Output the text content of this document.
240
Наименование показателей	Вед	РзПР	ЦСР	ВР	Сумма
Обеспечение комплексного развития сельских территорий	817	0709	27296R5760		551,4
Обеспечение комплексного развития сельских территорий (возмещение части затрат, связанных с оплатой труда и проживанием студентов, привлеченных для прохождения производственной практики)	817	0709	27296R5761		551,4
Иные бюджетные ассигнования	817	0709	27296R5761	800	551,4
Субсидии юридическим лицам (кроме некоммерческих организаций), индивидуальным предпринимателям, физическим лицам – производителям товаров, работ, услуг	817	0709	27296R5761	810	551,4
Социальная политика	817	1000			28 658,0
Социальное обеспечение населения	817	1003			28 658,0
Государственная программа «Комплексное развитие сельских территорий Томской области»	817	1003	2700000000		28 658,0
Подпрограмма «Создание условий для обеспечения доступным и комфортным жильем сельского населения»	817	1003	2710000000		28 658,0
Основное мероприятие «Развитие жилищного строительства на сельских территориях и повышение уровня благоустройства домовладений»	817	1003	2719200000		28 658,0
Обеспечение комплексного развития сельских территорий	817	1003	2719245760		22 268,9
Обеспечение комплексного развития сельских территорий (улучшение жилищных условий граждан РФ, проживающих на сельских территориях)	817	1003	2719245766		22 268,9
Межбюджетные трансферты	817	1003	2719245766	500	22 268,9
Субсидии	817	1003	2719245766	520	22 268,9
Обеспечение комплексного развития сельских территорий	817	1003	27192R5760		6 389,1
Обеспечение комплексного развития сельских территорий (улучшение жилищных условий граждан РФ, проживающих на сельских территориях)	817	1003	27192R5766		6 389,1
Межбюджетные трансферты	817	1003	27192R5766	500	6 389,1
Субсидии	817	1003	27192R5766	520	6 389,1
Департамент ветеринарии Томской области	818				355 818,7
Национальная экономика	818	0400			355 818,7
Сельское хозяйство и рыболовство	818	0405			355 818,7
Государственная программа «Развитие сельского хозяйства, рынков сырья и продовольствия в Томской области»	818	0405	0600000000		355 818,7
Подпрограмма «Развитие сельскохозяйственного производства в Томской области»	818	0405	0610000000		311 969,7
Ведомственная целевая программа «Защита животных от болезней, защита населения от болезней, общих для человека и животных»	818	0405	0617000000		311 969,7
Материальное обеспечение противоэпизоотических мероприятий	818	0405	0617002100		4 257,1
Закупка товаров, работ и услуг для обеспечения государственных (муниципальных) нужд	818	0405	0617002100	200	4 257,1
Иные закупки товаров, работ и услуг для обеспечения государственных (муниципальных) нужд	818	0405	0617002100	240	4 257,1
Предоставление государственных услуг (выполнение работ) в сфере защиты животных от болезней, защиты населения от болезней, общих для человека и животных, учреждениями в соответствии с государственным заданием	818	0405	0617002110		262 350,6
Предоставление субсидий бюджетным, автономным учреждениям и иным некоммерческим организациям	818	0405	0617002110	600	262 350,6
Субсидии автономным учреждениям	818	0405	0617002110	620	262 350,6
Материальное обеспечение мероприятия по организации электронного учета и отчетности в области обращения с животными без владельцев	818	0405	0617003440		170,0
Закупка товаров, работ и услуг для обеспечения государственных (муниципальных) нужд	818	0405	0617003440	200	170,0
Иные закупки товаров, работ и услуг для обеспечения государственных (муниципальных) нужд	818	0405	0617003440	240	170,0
■ ■ ■ ■ ■ ■ ■
Repeat the preceding lines exactly, please, every one of them.

* _Answer for this exercise_
Output the text content of this document.
240
Наименование показателей	Вед	РзПР	ЦСР	ВР	Сумма
Обеспечение комплексного развития сельских территорий	817	0709	27296R5760		551,4
Обеспечение комплексного развития сельских территорий (возмещение части затрат, связанных с оплатой труда и проживанием студентов, привлеченных для прохождения производственной практики)	817	0709	27296R5761		551,4
Иные бюджетные ассигнования	817	0709	27296R5761	800	551,4
Субсидии юридическим лицам (кроме некоммерческих организаций), индивидуальным предпринимателям, физическим лицам – производителям товаров, работ, услуг	817	0709	27296R5761	810	551,4
Социальная политика	817	1000			28 658,0
Социальное обеспечение населения	817	1003			28 658,0
Государственная программа «Комплексное развитие сельских территорий Томской области»	817	1003	2700000000		28 658,0
Подпрограмма «Создание условий для обеспечения доступным и комфортным жильем сельского населения»	817	1003	2710000000		28 658,0
Основное мероприятие «Развитие жилищного строительства на сельских территориях и повышение уровня благоустройства домовладений»	817	1003	2719200000		28 658,0
Обеспечение комплексного развития сельских территорий	817	1003	2719245760		22 268,9
Обеспечение комплексного развития сельских территорий (улучшение жилищных условий граждан РФ, проживающих на сельских территориях)	817	1003	2719245766		22 268,9
Межбюджетные трансферты	817	1003	2719245766	500	22 268,9
Субсидии	817	1003	2719245766	520	22 268,9
Обеспечение комплексного развития сельских территорий	817	1003	27192R5760		6 389,1
Обеспечение комплексного развития сельских территорий (улучшение жилищных условий граждан РФ, проживающих на сельских территориях)	817	1003	27192R5766		6 389,1
Межбюджетные трансферты	817	1003	27192R5766	500	6 389,1
Субсидии	817	1003	27192R5766	520	6 389,1
Департамент ветеринарии Томской области	818				355 818,7
Национальная экономика	818	0400			355 818,7
Сельское хозяйство и рыболовство	818	0405			355 818,7
Государственная программа «Развитие сельского хозяйства, рынков сырья и продовольствия в Томской области»	818	0405	0600000000		355 818,7
Подпрограмма «Развитие сельскохозяйственного производства в Томской области»	818	0405	0610000000		311 969,7
Ведомственная целевая программа «Защита животных от болезней, защита населения от болезней, общих для человека и животных»	818	0405	0617000000		311 969,7
Материальное обеспечение противоэпизоотических мероприятий	818	0405	0617002100		4 257,1
Закупка товаров, работ и услуг для обеспечения государственных (муниципальных) нужд	818	0405	0617002100	200	4 257,1
Иные закупки товаров, работ и услуг для обеспечения государственных (муниципальных) нужд	818	0405	0617002100	240	4 257,1
Предоставление государственных услуг (выполнение работ) в сфере защиты животных от болезней, защиты населения от болезней, общих для человека и животных, учреждениями в соответствии с государственным заданием	818	0405	0617002110		262 350,6
Предоставление субсидий бюджетным, автономным учреждениям и иным некоммерческим организациям	818	0405	0617002110	600	262 350,6
Субсидии автономным учреждениям	818	0405	0617002110	620	262 350,6
Материальное обеспечение мероприятия по организации электронного учета и отчетности в области обращения с животными без владельцев	818	0405	0617003440		170,0
Закупка товаров, работ и услуг для обеспечения государственных (муниципальных) нужд	818	0405	0617003440	200	170,0
Иные закупки товаров, работ и услуг для обеспечения государственных (муниципальных) нужд	818	0405	0617003440	240	170,0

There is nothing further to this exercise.